** Start MATERIAL PROVIDED **
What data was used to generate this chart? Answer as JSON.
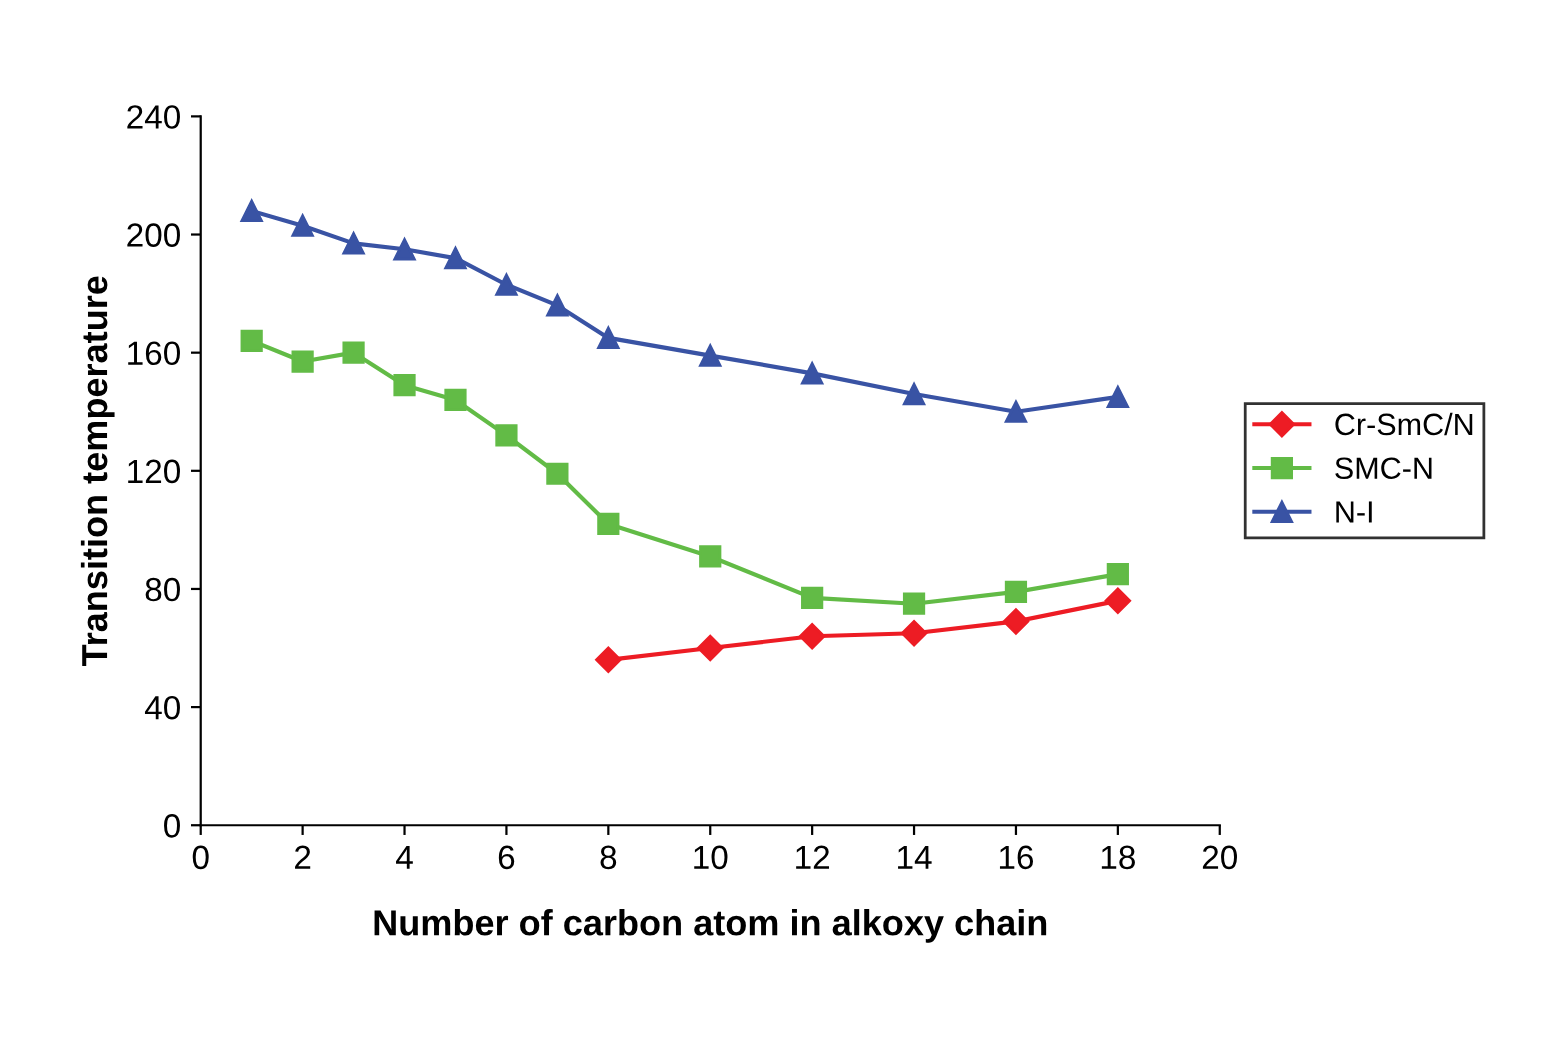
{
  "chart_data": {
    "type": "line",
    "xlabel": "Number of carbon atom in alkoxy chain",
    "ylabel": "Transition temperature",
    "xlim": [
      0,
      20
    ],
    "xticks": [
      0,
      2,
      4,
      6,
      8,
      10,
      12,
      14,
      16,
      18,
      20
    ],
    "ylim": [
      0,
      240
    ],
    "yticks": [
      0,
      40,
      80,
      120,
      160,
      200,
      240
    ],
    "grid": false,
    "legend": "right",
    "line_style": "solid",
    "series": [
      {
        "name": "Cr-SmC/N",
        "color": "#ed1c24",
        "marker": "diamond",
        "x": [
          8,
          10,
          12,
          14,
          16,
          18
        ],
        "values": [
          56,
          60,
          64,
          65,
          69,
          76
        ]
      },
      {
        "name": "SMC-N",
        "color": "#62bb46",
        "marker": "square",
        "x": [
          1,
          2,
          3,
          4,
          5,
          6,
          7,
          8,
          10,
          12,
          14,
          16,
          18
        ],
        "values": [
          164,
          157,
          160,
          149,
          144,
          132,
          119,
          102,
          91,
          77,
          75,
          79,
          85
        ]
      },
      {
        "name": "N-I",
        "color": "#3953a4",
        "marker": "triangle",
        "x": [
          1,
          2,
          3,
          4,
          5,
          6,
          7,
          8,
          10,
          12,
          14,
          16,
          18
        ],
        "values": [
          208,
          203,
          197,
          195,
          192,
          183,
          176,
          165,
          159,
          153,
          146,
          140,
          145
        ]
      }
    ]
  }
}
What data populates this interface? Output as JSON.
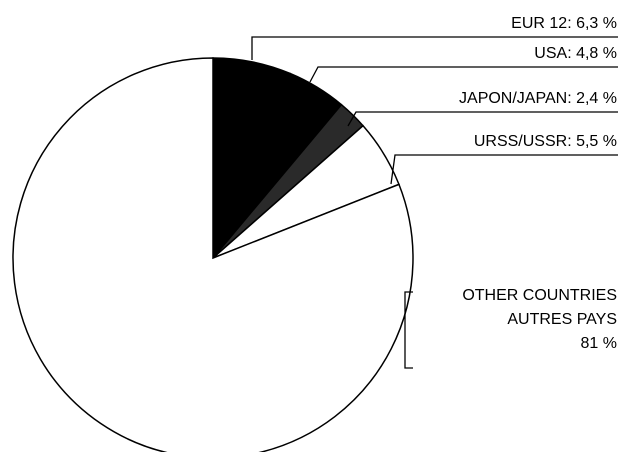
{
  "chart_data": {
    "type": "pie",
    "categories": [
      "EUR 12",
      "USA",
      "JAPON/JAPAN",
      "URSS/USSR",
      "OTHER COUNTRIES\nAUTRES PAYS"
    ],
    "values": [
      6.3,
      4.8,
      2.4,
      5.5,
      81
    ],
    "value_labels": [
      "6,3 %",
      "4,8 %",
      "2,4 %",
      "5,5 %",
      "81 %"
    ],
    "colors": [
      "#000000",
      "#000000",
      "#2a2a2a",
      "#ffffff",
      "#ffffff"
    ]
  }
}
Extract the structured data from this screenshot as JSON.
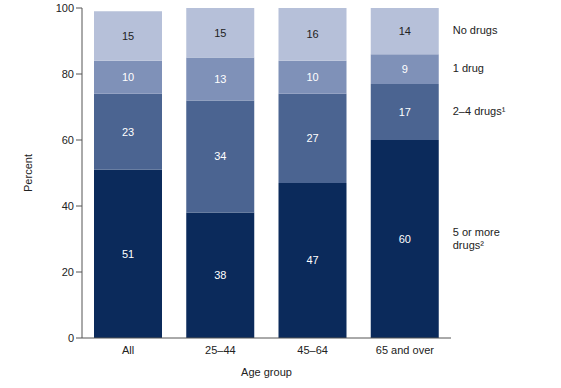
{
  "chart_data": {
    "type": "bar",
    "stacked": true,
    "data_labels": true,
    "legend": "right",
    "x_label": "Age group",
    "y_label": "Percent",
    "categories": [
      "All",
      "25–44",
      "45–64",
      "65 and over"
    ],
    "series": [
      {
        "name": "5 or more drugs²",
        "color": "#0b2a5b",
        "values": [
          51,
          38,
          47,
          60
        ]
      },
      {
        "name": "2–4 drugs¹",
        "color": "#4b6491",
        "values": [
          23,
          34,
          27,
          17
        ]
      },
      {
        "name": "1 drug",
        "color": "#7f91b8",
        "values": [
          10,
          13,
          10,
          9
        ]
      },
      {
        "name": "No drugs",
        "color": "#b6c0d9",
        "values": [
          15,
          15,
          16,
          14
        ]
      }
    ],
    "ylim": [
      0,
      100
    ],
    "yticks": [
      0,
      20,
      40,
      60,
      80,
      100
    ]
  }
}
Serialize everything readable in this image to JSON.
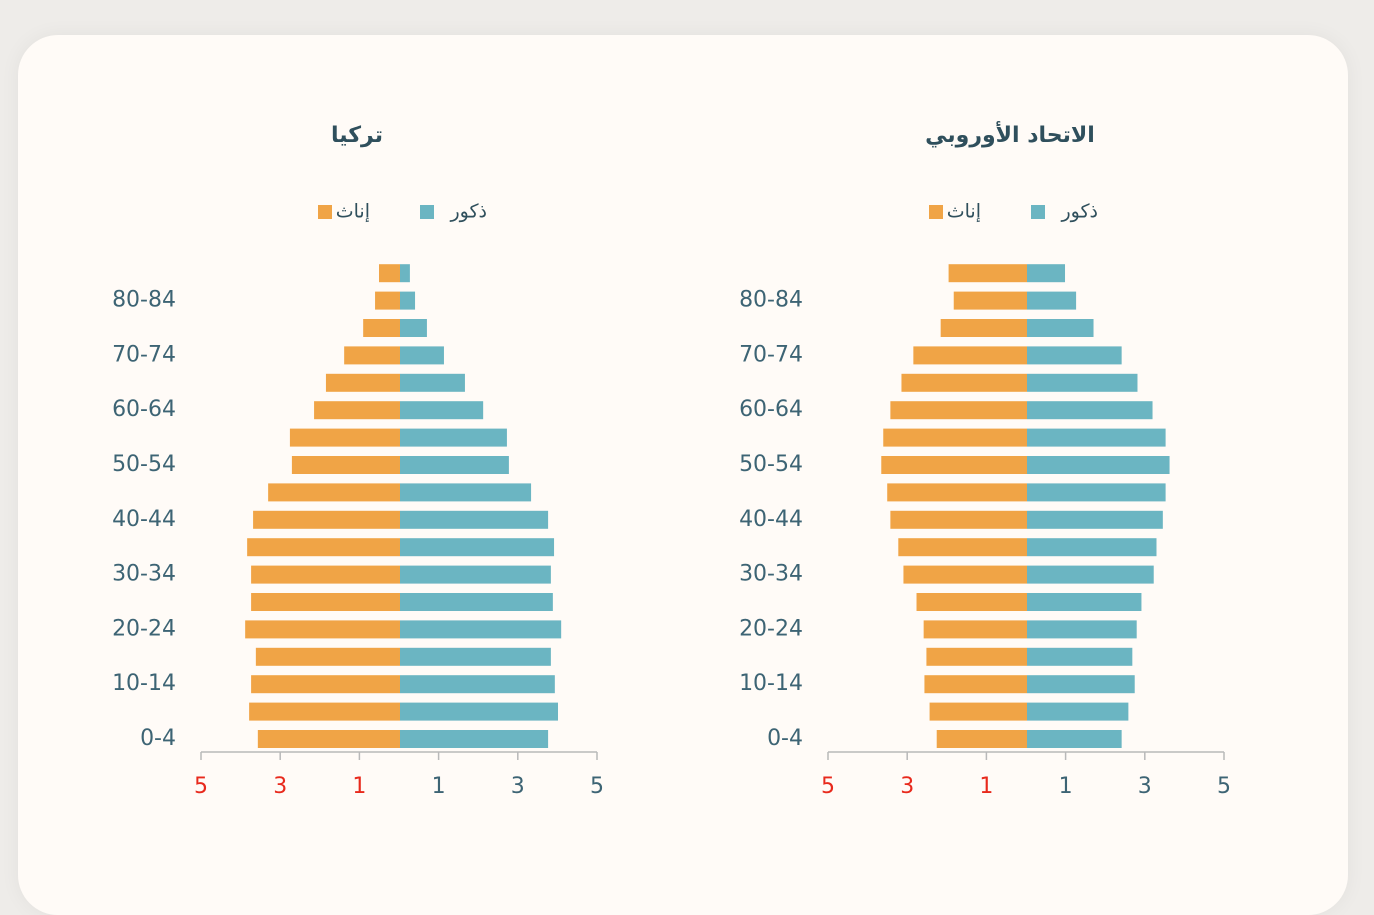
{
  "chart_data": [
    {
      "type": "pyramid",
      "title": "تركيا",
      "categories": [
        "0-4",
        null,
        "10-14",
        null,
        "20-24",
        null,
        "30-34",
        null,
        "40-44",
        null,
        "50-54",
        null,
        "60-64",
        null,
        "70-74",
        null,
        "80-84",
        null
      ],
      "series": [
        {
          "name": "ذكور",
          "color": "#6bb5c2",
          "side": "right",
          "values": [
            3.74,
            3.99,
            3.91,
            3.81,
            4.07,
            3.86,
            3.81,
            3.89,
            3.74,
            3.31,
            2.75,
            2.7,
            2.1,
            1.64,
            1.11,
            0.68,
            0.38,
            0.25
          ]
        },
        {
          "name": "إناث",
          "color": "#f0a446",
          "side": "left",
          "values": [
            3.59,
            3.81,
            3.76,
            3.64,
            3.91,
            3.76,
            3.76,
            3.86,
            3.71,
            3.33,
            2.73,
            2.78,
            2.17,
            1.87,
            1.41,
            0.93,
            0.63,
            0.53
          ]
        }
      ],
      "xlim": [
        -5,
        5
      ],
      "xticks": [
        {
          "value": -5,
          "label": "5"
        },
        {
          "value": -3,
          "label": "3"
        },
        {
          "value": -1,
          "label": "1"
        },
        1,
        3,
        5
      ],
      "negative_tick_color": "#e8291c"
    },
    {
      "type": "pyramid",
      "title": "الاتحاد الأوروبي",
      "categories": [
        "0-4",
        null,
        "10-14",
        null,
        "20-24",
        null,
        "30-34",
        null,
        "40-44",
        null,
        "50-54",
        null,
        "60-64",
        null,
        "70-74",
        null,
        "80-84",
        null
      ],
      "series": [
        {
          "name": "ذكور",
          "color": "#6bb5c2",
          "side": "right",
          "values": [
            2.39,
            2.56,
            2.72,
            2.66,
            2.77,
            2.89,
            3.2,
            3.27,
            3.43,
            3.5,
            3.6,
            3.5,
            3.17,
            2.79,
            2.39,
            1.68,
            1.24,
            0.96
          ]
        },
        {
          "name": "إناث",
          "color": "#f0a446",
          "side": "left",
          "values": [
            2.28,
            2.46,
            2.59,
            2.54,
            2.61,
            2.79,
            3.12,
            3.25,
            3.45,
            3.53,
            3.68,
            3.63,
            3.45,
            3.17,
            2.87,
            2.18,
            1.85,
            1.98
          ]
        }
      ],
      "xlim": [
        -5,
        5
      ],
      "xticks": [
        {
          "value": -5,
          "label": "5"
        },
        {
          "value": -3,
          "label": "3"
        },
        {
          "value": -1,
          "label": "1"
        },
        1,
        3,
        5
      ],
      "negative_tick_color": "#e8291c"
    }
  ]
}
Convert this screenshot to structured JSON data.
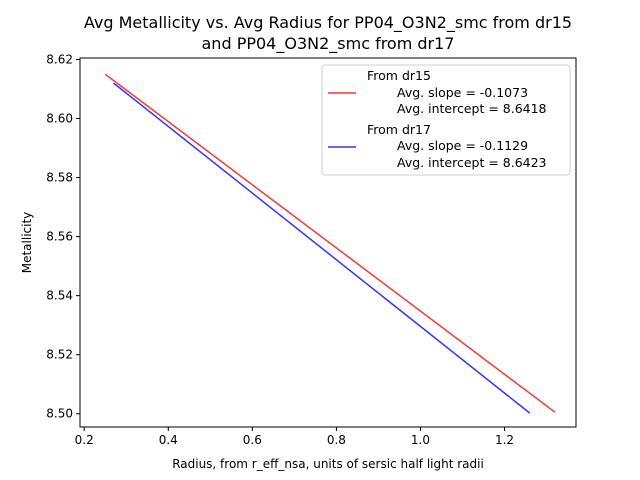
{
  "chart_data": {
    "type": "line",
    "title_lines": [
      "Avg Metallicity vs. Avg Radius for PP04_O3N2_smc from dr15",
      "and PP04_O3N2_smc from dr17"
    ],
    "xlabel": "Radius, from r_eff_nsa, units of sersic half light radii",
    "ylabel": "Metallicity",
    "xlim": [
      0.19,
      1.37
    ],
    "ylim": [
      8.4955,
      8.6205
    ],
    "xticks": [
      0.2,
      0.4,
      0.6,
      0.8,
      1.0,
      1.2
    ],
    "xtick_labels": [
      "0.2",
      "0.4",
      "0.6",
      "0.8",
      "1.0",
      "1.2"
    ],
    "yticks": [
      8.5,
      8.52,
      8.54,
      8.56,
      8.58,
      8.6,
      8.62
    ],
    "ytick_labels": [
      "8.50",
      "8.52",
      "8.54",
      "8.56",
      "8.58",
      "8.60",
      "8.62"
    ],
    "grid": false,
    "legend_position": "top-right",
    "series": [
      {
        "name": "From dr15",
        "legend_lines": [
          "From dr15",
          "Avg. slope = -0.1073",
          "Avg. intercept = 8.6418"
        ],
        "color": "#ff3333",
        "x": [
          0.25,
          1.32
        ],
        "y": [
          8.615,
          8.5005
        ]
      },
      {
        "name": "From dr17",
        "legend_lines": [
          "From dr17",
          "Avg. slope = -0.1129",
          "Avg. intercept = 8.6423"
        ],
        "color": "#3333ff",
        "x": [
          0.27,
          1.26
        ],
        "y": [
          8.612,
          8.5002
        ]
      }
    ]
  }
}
** End MATERIAL PROVIDED **
§ TASK REQUIREMENTS: Without the pictures, repeat all the records word for word.

§ REPLY:
What data was used to generate this chart? Answer as JSON.
{
  "chart_data": {
    "type": "line",
    "xlabel": "Number of carbon atom in alkoxy chain",
    "ylabel": "Transition temperature",
    "xlim": [
      0,
      20
    ],
    "xticks": [
      0,
      2,
      4,
      6,
      8,
      10,
      12,
      14,
      16,
      18,
      20
    ],
    "ylim": [
      0,
      240
    ],
    "yticks": [
      0,
      40,
      80,
      120,
      160,
      200,
      240
    ],
    "grid": false,
    "legend": "right",
    "line_style": "solid",
    "series": [
      {
        "name": "Cr-SmC/N",
        "color": "#ed1c24",
        "marker": "diamond",
        "x": [
          8,
          10,
          12,
          14,
          16,
          18
        ],
        "values": [
          56,
          60,
          64,
          65,
          69,
          76
        ]
      },
      {
        "name": "SMC-N",
        "color": "#62bb46",
        "marker": "square",
        "x": [
          1,
          2,
          3,
          4,
          5,
          6,
          7,
          8,
          10,
          12,
          14,
          16,
          18
        ],
        "values": [
          164,
          157,
          160,
          149,
          144,
          132,
          119,
          102,
          91,
          77,
          75,
          79,
          85
        ]
      },
      {
        "name": "N-I",
        "color": "#3953a4",
        "marker": "triangle",
        "x": [
          1,
          2,
          3,
          4,
          5,
          6,
          7,
          8,
          10,
          12,
          14,
          16,
          18
        ],
        "values": [
          208,
          203,
          197,
          195,
          192,
          183,
          176,
          165,
          159,
          153,
          146,
          140,
          145
        ]
      }
    ]
  }
}
What data populates this interface? Output as JSON.
{
  "chart_data": {
    "type": "pie",
    "categories": [
      "EUR 12",
      "USA",
      "JAPON/JAPAN",
      "URSS/USSR",
      "OTHER COUNTRIES\nAUTRES PAYS"
    ],
    "values": [
      6.3,
      4.8,
      2.4,
      5.5,
      81
    ],
    "value_labels": [
      "6,3 %",
      "4,8 %",
      "2,4 %",
      "5,5 %",
      "81 %"
    ],
    "colors": [
      "#000000",
      "#000000",
      "#2a2a2a",
      "#ffffff",
      "#ffffff"
    ]
  }
}
Extract the structured data from this screenshot as JSON.
{
  "chart_data": {
    "type": "bar",
    "stacked": true,
    "data_labels": true,
    "legend": "right",
    "x_label": "Age group",
    "y_label": "Percent",
    "categories": [
      "All",
      "25–44",
      "45–64",
      "65 and over"
    ],
    "series": [
      {
        "name": "5 or more drugs²",
        "color": "#0b2a5b",
        "values": [
          51,
          38,
          47,
          60
        ]
      },
      {
        "name": "2–4 drugs¹",
        "color": "#4b6491",
        "values": [
          23,
          34,
          27,
          17
        ]
      },
      {
        "name": "1 drug",
        "color": "#7f91b8",
        "values": [
          10,
          13,
          10,
          9
        ]
      },
      {
        "name": "No drugs",
        "color": "#b6c0d9",
        "values": [
          15,
          15,
          16,
          14
        ]
      }
    ],
    "ylim": [
      0,
      100
    ],
    "yticks": [
      0,
      20,
      40,
      60,
      80,
      100
    ]
  }
}
Serialize everything readable in this image to JSON.
{
  "chart_data": [
    {
      "type": "pyramid",
      "title": "تركيا",
      "categories": [
        "0-4",
        null,
        "10-14",
        null,
        "20-24",
        null,
        "30-34",
        null,
        "40-44",
        null,
        "50-54",
        null,
        "60-64",
        null,
        "70-74",
        null,
        "80-84",
        null
      ],
      "series": [
        {
          "name": "ذكور",
          "color": "#6bb5c2",
          "side": "right",
          "values": [
            3.74,
            3.99,
            3.91,
            3.81,
            4.07,
            3.86,
            3.81,
            3.89,
            3.74,
            3.31,
            2.75,
            2.7,
            2.1,
            1.64,
            1.11,
            0.68,
            0.38,
            0.25
          ]
        },
        {
          "name": "إناث",
          "color": "#f0a446",
          "side": "left",
          "values": [
            3.59,
            3.81,
            3.76,
            3.64,
            3.91,
            3.76,
            3.76,
            3.86,
            3.71,
            3.33,
            2.73,
            2.78,
            2.17,
            1.87,
            1.41,
            0.93,
            0.63,
            0.53
          ]
        }
      ],
      "xlim": [
        -5,
        5
      ],
      "xticks": [
        {
          "value": -5,
          "label": "5"
        },
        {
          "value": -3,
          "label": "3"
        },
        {
          "value": -1,
          "label": "1"
        },
        1,
        3,
        5
      ],
      "negative_tick_color": "#e8291c"
    },
    {
      "type": "pyramid",
      "title": "الاتحاد الأوروبي",
      "categories": [
        "0-4",
        null,
        "10-14",
        null,
        "20-24",
        null,
        "30-34",
        null,
        "40-44",
        null,
        "50-54",
        null,
        "60-64",
        null,
        "70-74",
        null,
        "80-84",
        null
      ],
      "series": [
        {
          "name": "ذكور",
          "color": "#6bb5c2",
          "side": "right",
          "values": [
            2.39,
            2.56,
            2.72,
            2.66,
            2.77,
            2.89,
            3.2,
            3.27,
            3.43,
            3.5,
            3.6,
            3.5,
            3.17,
            2.79,
            2.39,
            1.68,
            1.24,
            0.96
          ]
        },
        {
          "name": "إناث",
          "color": "#f0a446",
          "side": "left",
          "values": [
            2.28,
            2.46,
            2.59,
            2.54,
            2.61,
            2.79,
            3.12,
            3.25,
            3.45,
            3.53,
            3.68,
            3.63,
            3.45,
            3.17,
            2.87,
            2.18,
            1.85,
            1.98
          ]
        }
      ],
      "xlim": [
        -5,
        5
      ],
      "xticks": [
        {
          "value": -5,
          "label": "5"
        },
        {
          "value": -3,
          "label": "3"
        },
        {
          "value": -1,
          "label": "1"
        },
        1,
        3,
        5
      ],
      "negative_tick_color": "#e8291c"
    }
  ]
}
Convert this screenshot to structured JSON data.
{
  "chart_data": {
    "type": "line",
    "title_lines": [
      "Avg Metallicity vs. Avg Radius for PP04_O3N2_smc from dr15",
      "and PP04_O3N2_smc from dr17"
    ],
    "xlabel": "Radius, from r_eff_nsa, units of sersic half light radii",
    "ylabel": "Metallicity",
    "xlim": [
      0.19,
      1.37
    ],
    "ylim": [
      8.4955,
      8.6205
    ],
    "xticks": [
      0.2,
      0.4,
      0.6,
      0.8,
      1.0,
      1.2
    ],
    "xtick_labels": [
      "0.2",
      "0.4",
      "0.6",
      "0.8",
      "1.0",
      "1.2"
    ],
    "yticks": [
      8.5,
      8.52,
      8.54,
      8.56,
      8.58,
      8.6,
      8.62
    ],
    "ytick_labels": [
      "8.50",
      "8.52",
      "8.54",
      "8.56",
      "8.58",
      "8.60",
      "8.62"
    ],
    "grid": false,
    "legend_position": "top-right",
    "series": [
      {
        "name": "From dr15",
        "legend_lines": [
          "From dr15",
          "Avg. slope = -0.1073",
          "Avg. intercept = 8.6418"
        ],
        "color": "#ff3333",
        "x": [
          0.25,
          1.32
        ],
        "y": [
          8.615,
          8.5005
        ]
      },
      {
        "name": "From dr17",
        "legend_lines": [
          "From dr17",
          "Avg. slope = -0.1129",
          "Avg. intercept = 8.6423"
        ],
        "color": "#3333ff",
        "x": [
          0.27,
          1.26
        ],
        "y": [
          8.612,
          8.5002
        ]
      }
    ]
  }
}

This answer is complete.